• GOAL OF THE EXERCISE
Find each line with "retirar" and copy it.
================
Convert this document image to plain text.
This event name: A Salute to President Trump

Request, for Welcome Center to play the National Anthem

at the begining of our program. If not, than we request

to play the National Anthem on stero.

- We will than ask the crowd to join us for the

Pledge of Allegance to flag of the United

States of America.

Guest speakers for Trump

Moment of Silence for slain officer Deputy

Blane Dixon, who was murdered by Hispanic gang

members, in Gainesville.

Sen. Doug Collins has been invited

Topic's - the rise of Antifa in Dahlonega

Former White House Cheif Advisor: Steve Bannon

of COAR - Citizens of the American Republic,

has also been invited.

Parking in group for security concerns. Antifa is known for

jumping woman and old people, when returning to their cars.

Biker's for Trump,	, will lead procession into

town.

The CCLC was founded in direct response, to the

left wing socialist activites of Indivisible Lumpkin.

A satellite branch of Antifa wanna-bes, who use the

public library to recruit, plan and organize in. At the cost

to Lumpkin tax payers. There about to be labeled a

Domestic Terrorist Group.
================
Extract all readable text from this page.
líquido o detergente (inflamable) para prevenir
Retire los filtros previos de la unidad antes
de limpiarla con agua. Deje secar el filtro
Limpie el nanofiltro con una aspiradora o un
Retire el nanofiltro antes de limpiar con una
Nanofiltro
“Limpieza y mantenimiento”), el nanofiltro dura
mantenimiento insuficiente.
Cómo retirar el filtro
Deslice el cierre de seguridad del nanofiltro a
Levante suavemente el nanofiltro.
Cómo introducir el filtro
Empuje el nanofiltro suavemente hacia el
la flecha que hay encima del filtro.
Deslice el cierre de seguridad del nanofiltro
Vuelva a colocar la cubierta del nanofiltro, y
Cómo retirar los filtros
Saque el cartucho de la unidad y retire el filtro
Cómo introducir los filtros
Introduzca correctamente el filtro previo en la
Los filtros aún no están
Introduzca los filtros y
================
• SOLUTION FOR THIS EXERCISE
Cómo retirar el filtro
Cómo retirar los filtros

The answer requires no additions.